#### Requirements:
Copy out the entries in full and with complete accuracy; pictures are excluded.
— Start of Information provided —
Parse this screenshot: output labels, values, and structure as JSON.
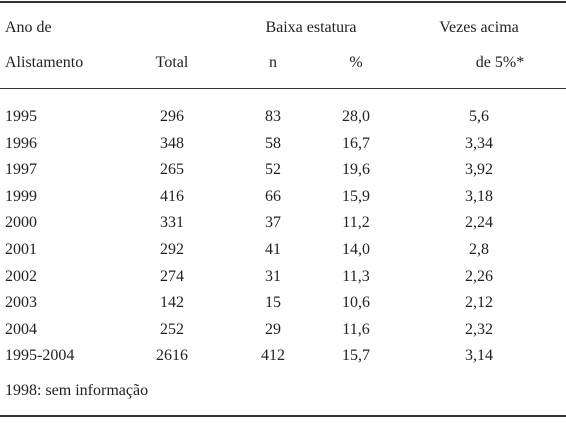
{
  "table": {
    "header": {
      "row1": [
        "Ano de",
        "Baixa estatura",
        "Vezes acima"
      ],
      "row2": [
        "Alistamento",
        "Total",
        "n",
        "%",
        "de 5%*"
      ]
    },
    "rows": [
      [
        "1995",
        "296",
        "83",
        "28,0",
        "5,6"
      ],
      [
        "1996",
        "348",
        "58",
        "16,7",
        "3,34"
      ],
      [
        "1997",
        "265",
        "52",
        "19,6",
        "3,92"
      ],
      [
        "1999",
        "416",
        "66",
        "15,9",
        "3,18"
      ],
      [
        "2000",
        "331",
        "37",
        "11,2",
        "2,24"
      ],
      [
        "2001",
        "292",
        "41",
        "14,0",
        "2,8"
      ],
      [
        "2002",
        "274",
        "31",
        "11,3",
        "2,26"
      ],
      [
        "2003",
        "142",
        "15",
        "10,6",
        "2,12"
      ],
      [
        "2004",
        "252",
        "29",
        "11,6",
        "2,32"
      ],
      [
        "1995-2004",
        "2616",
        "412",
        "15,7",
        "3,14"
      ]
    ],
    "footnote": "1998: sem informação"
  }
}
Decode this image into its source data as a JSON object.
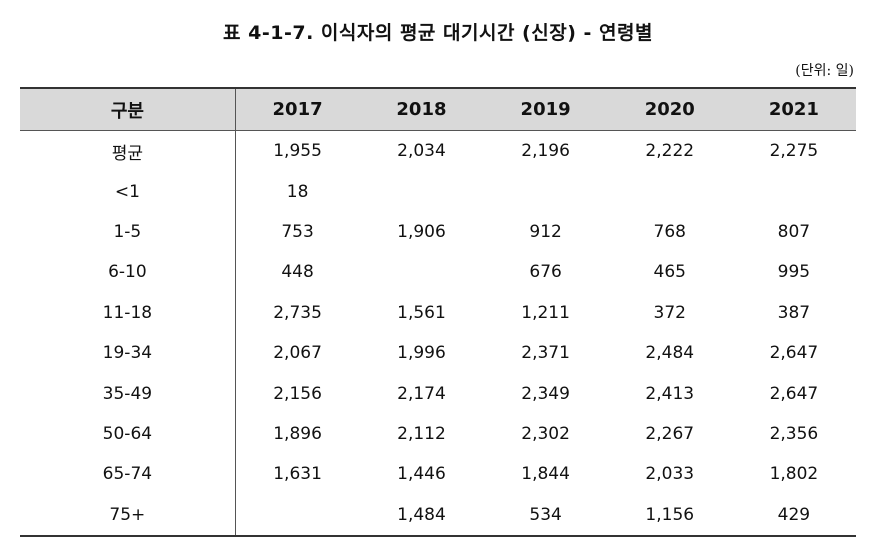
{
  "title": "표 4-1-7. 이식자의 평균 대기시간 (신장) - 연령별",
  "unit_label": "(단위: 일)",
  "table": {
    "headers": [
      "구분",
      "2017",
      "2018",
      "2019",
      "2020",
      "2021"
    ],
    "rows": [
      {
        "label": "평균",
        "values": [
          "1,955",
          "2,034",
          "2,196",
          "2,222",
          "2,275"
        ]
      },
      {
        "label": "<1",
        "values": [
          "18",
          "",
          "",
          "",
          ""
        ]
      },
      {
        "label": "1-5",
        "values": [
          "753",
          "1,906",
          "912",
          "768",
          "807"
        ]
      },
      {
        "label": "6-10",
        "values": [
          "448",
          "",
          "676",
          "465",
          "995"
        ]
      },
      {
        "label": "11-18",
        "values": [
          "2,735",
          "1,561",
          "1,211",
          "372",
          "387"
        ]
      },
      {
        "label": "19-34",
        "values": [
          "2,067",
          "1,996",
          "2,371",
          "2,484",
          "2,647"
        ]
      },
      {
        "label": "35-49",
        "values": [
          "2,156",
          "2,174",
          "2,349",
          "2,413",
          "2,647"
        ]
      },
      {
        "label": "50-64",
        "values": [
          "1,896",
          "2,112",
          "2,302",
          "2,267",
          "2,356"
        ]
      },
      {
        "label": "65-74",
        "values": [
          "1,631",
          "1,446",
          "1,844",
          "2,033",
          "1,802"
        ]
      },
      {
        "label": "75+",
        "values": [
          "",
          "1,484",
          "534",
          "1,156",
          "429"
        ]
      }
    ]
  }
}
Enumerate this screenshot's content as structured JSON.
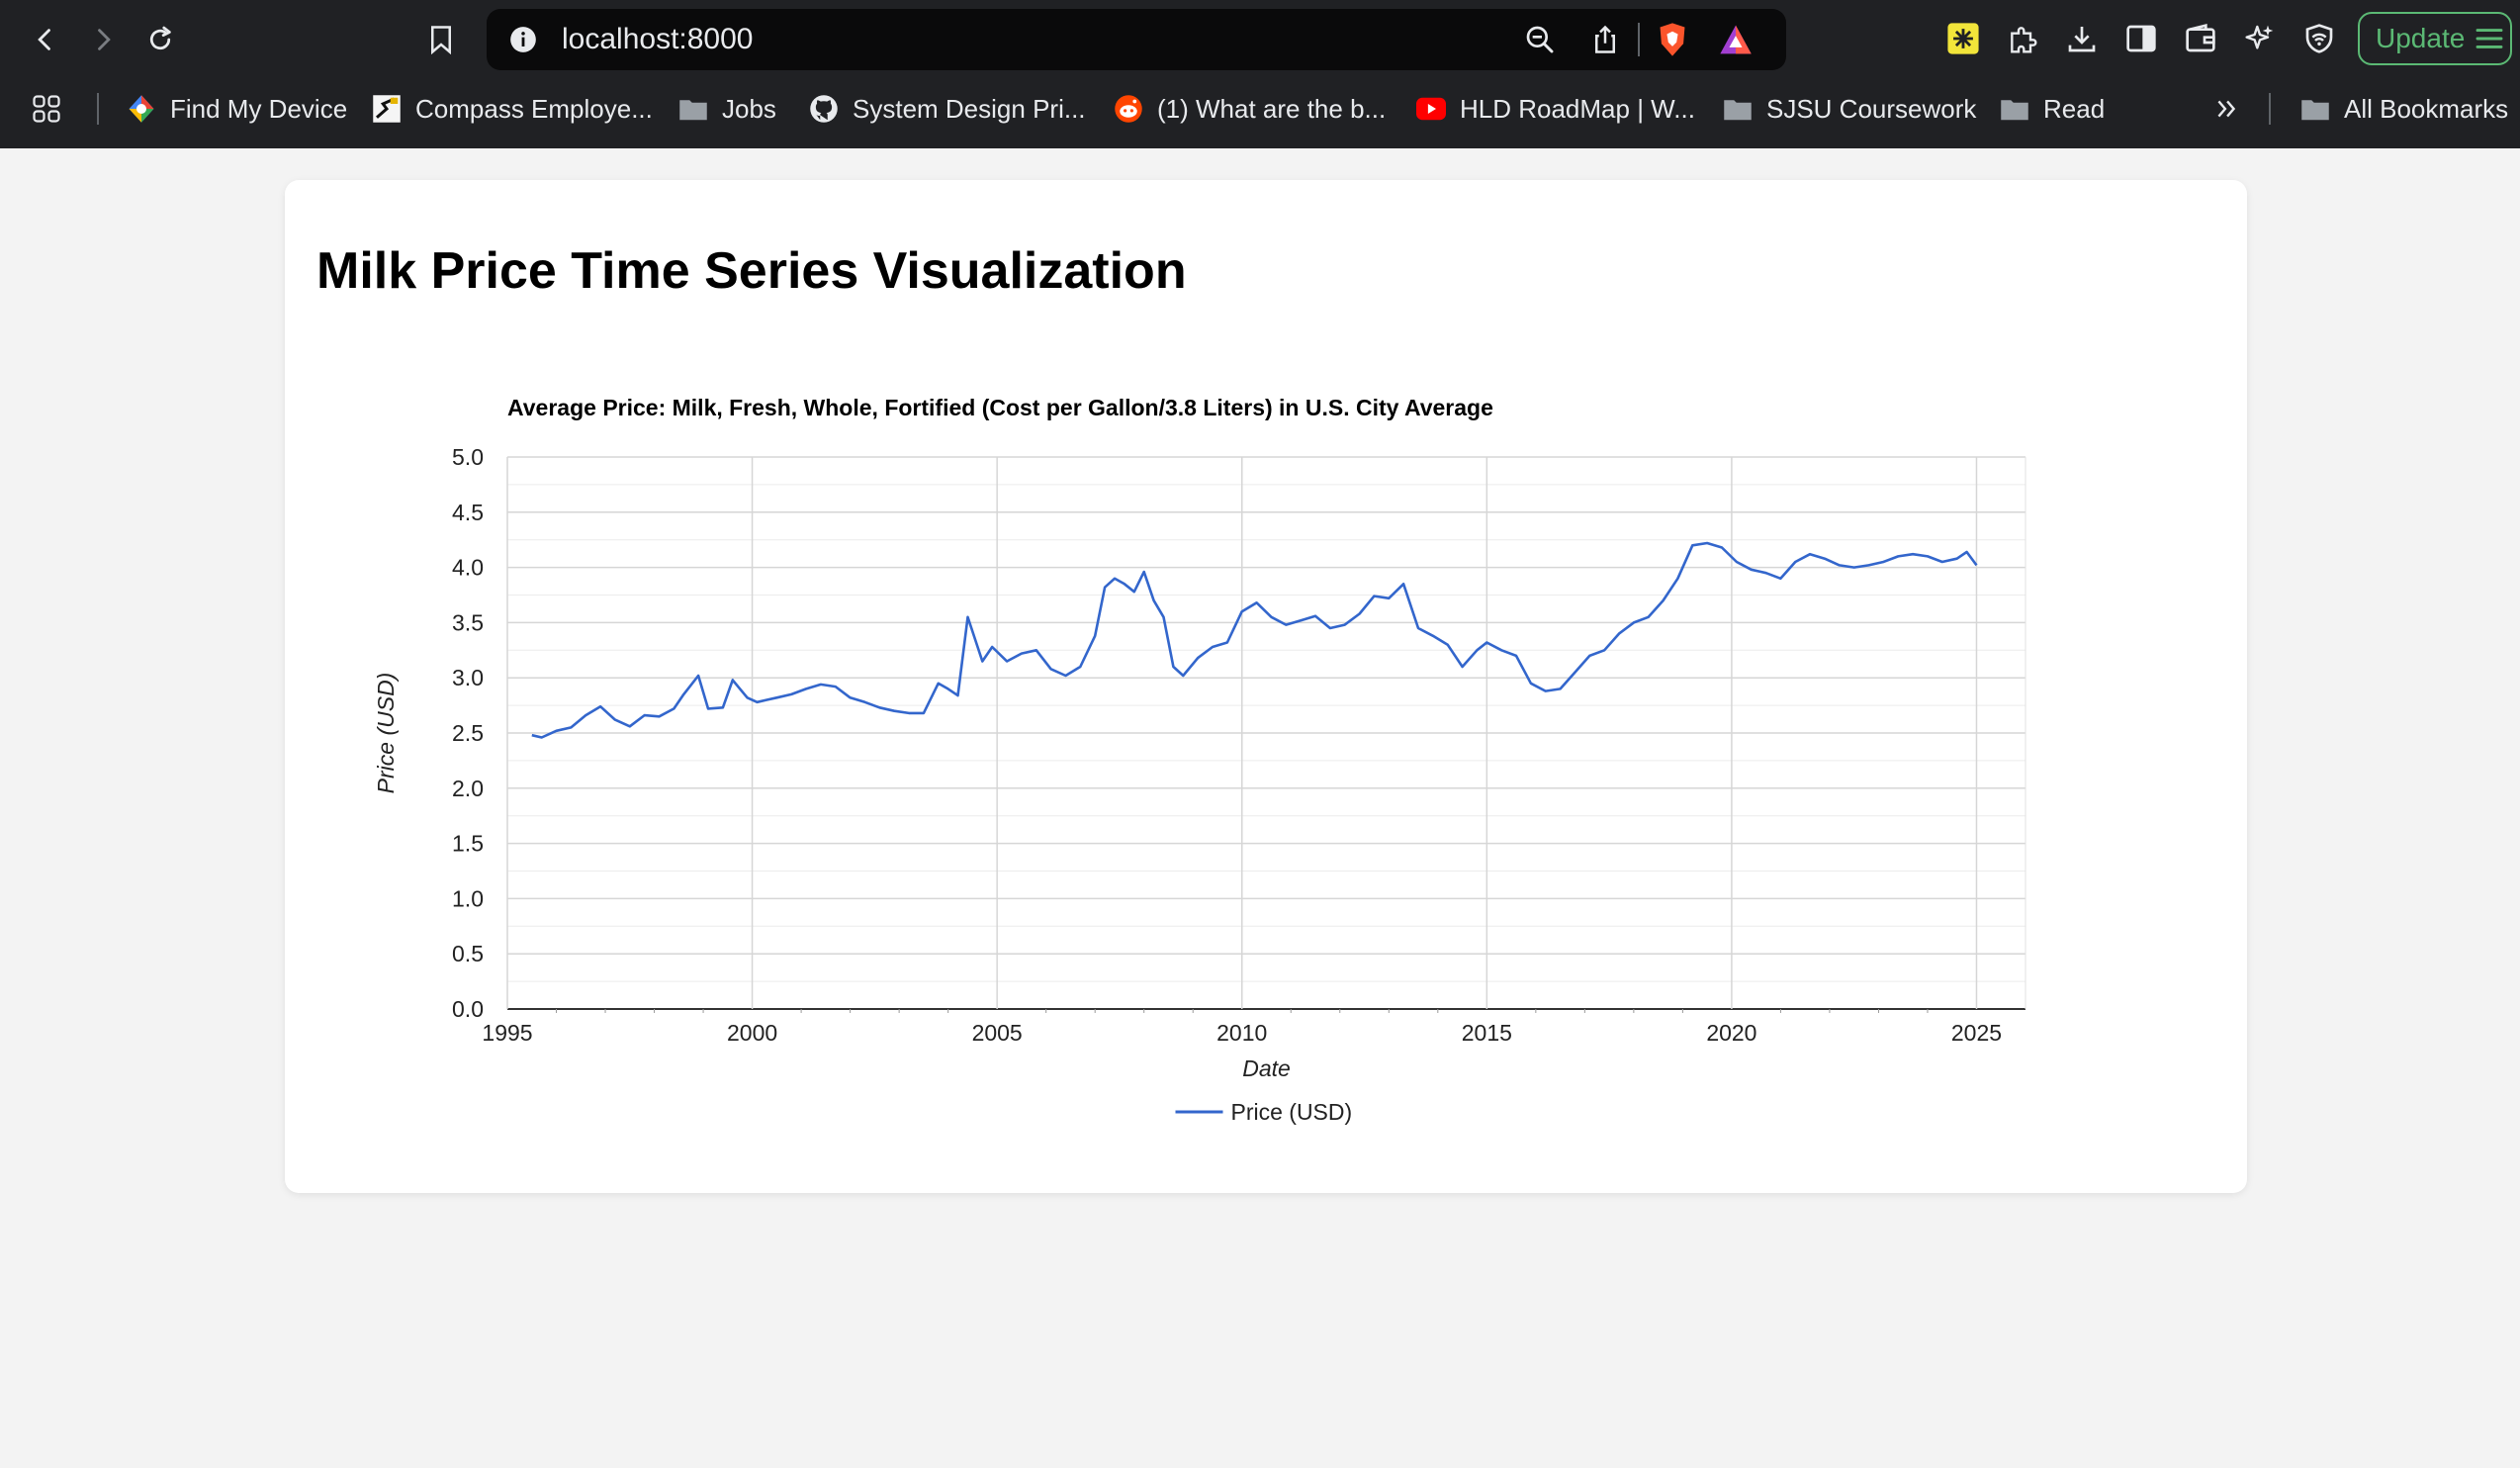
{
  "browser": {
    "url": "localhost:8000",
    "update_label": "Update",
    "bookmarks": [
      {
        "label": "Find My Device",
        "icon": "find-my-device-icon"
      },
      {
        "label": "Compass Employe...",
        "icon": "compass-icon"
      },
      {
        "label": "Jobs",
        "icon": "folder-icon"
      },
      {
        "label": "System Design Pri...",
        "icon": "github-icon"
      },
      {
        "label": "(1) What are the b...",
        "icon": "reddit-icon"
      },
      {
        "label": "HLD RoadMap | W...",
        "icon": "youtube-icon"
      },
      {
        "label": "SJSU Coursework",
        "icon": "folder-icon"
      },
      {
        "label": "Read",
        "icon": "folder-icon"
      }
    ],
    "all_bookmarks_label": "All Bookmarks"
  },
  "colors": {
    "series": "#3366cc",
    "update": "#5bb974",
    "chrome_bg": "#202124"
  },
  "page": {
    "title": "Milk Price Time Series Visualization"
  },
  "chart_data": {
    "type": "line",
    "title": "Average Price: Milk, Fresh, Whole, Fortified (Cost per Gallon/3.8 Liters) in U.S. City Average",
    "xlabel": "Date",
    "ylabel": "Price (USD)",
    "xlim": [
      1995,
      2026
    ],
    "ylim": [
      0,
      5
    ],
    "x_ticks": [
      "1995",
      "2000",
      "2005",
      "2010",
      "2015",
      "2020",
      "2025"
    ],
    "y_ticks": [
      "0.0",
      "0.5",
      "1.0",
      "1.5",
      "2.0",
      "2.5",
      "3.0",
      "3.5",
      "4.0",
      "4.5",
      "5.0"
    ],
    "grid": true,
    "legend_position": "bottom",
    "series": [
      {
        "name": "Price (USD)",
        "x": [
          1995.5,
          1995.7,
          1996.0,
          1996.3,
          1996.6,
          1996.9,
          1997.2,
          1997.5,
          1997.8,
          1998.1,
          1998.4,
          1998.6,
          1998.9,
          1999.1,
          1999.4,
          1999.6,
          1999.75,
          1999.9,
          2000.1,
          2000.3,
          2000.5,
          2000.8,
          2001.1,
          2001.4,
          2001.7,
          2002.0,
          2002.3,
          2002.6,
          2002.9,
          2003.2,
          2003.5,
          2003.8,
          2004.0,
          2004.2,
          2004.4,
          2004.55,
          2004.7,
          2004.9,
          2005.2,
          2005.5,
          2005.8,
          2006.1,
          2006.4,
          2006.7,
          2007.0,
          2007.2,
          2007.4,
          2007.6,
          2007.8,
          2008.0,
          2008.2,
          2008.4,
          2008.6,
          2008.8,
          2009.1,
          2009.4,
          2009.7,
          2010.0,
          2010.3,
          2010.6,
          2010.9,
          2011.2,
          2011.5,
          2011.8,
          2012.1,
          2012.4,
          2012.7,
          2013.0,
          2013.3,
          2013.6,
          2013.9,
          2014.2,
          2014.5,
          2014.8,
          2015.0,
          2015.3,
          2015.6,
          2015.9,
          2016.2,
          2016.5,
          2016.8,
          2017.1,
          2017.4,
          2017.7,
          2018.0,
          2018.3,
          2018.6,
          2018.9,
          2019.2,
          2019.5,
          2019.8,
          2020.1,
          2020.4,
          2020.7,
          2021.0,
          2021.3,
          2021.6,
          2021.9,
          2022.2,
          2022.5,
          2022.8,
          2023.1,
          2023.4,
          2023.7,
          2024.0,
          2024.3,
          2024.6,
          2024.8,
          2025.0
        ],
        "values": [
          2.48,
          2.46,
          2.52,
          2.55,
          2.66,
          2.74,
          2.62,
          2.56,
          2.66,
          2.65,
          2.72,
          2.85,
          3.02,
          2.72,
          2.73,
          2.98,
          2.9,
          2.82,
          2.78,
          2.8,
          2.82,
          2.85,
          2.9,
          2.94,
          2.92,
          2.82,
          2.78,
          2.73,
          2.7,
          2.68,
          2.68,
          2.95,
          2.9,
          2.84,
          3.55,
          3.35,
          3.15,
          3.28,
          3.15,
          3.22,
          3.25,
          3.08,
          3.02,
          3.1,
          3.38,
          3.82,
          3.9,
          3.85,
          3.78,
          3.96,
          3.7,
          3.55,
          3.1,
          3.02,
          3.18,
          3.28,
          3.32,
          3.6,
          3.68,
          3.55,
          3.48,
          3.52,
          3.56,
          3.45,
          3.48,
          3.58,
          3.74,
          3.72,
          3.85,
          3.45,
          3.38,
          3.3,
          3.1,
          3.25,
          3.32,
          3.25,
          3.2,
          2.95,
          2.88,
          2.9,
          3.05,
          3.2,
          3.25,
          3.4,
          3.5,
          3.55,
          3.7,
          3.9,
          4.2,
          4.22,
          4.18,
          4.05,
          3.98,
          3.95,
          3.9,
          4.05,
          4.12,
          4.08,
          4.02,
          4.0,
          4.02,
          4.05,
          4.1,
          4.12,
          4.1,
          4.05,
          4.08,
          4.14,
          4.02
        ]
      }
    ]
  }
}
— End of Information provided —
#### Result:
Parse this screenshot: output labels, values, and structure as JSON.
{
  "table": {
    "header": {
      "row1": [
        "Ano de",
        "Baixa estatura",
        "Vezes acima"
      ],
      "row2": [
        "Alistamento",
        "Total",
        "n",
        "%",
        "de 5%*"
      ]
    },
    "rows": [
      [
        "1995",
        "296",
        "83",
        "28,0",
        "5,6"
      ],
      [
        "1996",
        "348",
        "58",
        "16,7",
        "3,34"
      ],
      [
        "1997",
        "265",
        "52",
        "19,6",
        "3,92"
      ],
      [
        "1999",
        "416",
        "66",
        "15,9",
        "3,18"
      ],
      [
        "2000",
        "331",
        "37",
        "11,2",
        "2,24"
      ],
      [
        "2001",
        "292",
        "41",
        "14,0",
        "2,8"
      ],
      [
        "2002",
        "274",
        "31",
        "11,3",
        "2,26"
      ],
      [
        "2003",
        "142",
        "15",
        "10,6",
        "2,12"
      ],
      [
        "2004",
        "252",
        "29",
        "11,6",
        "2,32"
      ],
      [
        "1995-2004",
        "2616",
        "412",
        "15,7",
        "3,14"
      ]
    ],
    "footnote": "1998: sem informação"
  }
}
Decode this image into its source data as a JSON object.
{
  "title": "표 4-1-7. 이식자의 평균 대기시간 (신장) - 연령별",
  "unit_label": "(단위: 일)",
  "table": {
    "headers": [
      "구분",
      "2017",
      "2018",
      "2019",
      "2020",
      "2021"
    ],
    "rows": [
      {
        "label": "평균",
        "values": [
          "1,955",
          "2,034",
          "2,196",
          "2,222",
          "2,275"
        ]
      },
      {
        "label": "<1",
        "values": [
          "18",
          "",
          "",
          "",
          ""
        ]
      },
      {
        "label": "1-5",
        "values": [
          "753",
          "1,906",
          "912",
          "768",
          "807"
        ]
      },
      {
        "label": "6-10",
        "values": [
          "448",
          "",
          "676",
          "465",
          "995"
        ]
      },
      {
        "label": "11-18",
        "values": [
          "2,735",
          "1,561",
          "1,211",
          "372",
          "387"
        ]
      },
      {
        "label": "19-34",
        "values": [
          "2,067",
          "1,996",
          "2,371",
          "2,484",
          "2,647"
        ]
      },
      {
        "label": "35-49",
        "values": [
          "2,156",
          "2,174",
          "2,349",
          "2,413",
          "2,647"
        ]
      },
      {
        "label": "50-64",
        "values": [
          "1,896",
          "2,112",
          "2,302",
          "2,267",
          "2,356"
        ]
      },
      {
        "label": "65-74",
        "values": [
          "1,631",
          "1,446",
          "1,844",
          "2,033",
          "1,802"
        ]
      },
      {
        "label": "75+",
        "values": [
          "",
          "1,484",
          "534",
          "1,156",
          "429"
        ]
      }
    ]
  }
}
Enumerate this screenshot's content as structured JSON.
{
  "browser": {
    "url": "localhost:8000",
    "update_label": "Update",
    "bookmarks": [
      {
        "label": "Find My Device",
        "icon": "find-my-device-icon"
      },
      {
        "label": "Compass Employe...",
        "icon": "compass-icon"
      },
      {
        "label": "Jobs",
        "icon": "folder-icon"
      },
      {
        "label": "System Design Pri...",
        "icon": "github-icon"
      },
      {
        "label": "(1) What are the b...",
        "icon": "reddit-icon"
      },
      {
        "label": "HLD RoadMap | W...",
        "icon": "youtube-icon"
      },
      {
        "label": "SJSU Coursework",
        "icon": "folder-icon"
      },
      {
        "label": "Read",
        "icon": "folder-icon"
      }
    ],
    "all_bookmarks_label": "All Bookmarks"
  },
  "colors": {
    "series": "#3366cc",
    "update": "#5bb974",
    "chrome_bg": "#202124"
  },
  "page": {
    "title": "Milk Price Time Series Visualization"
  },
  "chart_data": {
    "type": "line",
    "title": "Average Price: Milk, Fresh, Whole, Fortified (Cost per Gallon/3.8 Liters) in U.S. City Average",
    "xlabel": "Date",
    "ylabel": "Price (USD)",
    "xlim": [
      1995,
      2026
    ],
    "ylim": [
      0,
      5
    ],
    "x_ticks": [
      "1995",
      "2000",
      "2005",
      "2010",
      "2015",
      "2020",
      "2025"
    ],
    "y_ticks": [
      "0.0",
      "0.5",
      "1.0",
      "1.5",
      "2.0",
      "2.5",
      "3.0",
      "3.5",
      "4.0",
      "4.5",
      "5.0"
    ],
    "grid": true,
    "legend_position": "bottom",
    "series": [
      {
        "name": "Price (USD)",
        "x": [
          1995.5,
          1995.7,
          1996.0,
          1996.3,
          1996.6,
          1996.9,
          1997.2,
          1997.5,
          1997.8,
          1998.1,
          1998.4,
          1998.6,
          1998.9,
          1999.1,
          1999.4,
          1999.6,
          1999.75,
          1999.9,
          2000.1,
          2000.3,
          2000.5,
          2000.8,
          2001.1,
          2001.4,
          2001.7,
          2002.0,
          2002.3,
          2002.6,
          2002.9,
          2003.2,
          2003.5,
          2003.8,
          2004.0,
          2004.2,
          2004.4,
          2004.55,
          2004.7,
          2004.9,
          2005.2,
          2005.5,
          2005.8,
          2006.1,
          2006.4,
          2006.7,
          2007.0,
          2007.2,
          2007.4,
          2007.6,
          2007.8,
          2008.0,
          2008.2,
          2008.4,
          2008.6,
          2008.8,
          2009.1,
          2009.4,
          2009.7,
          2010.0,
          2010.3,
          2010.6,
          2010.9,
          2011.2,
          2011.5,
          2011.8,
          2012.1,
          2012.4,
          2012.7,
          2013.0,
          2013.3,
          2013.6,
          2013.9,
          2014.2,
          2014.5,
          2014.8,
          2015.0,
          2015.3,
          2015.6,
          2015.9,
          2016.2,
          2016.5,
          2016.8,
          2017.1,
          2017.4,
          2017.7,
          2018.0,
          2018.3,
          2018.6,
          2018.9,
          2019.2,
          2019.5,
          2019.8,
          2020.1,
          2020.4,
          2020.7,
          2021.0,
          2021.3,
          2021.6,
          2021.9,
          2022.2,
          2022.5,
          2022.8,
          2023.1,
          2023.4,
          2023.7,
          2024.0,
          2024.3,
          2024.6,
          2024.8,
          2025.0
        ],
        "values": [
          2.48,
          2.46,
          2.52,
          2.55,
          2.66,
          2.74,
          2.62,
          2.56,
          2.66,
          2.65,
          2.72,
          2.85,
          3.02,
          2.72,
          2.73,
          2.98,
          2.9,
          2.82,
          2.78,
          2.8,
          2.82,
          2.85,
          2.9,
          2.94,
          2.92,
          2.82,
          2.78,
          2.73,
          2.7,
          2.68,
          2.68,
          2.95,
          2.9,
          2.84,
          3.55,
          3.35,
          3.15,
          3.28,
          3.15,
          3.22,
          3.25,
          3.08,
          3.02,
          3.1,
          3.38,
          3.82,
          3.9,
          3.85,
          3.78,
          3.96,
          3.7,
          3.55,
          3.1,
          3.02,
          3.18,
          3.28,
          3.32,
          3.6,
          3.68,
          3.55,
          3.48,
          3.52,
          3.56,
          3.45,
          3.48,
          3.58,
          3.74,
          3.72,
          3.85,
          3.45,
          3.38,
          3.3,
          3.1,
          3.25,
          3.32,
          3.25,
          3.2,
          2.95,
          2.88,
          2.9,
          3.05,
          3.2,
          3.25,
          3.4,
          3.5,
          3.55,
          3.7,
          3.9,
          4.2,
          4.22,
          4.18,
          4.05,
          3.98,
          3.95,
          3.9,
          4.05,
          4.12,
          4.08,
          4.02,
          4.0,
          4.02,
          4.05,
          4.1,
          4.12,
          4.1,
          4.05,
          4.08,
          4.14,
          4.02
        ]
      }
    ]
  }
}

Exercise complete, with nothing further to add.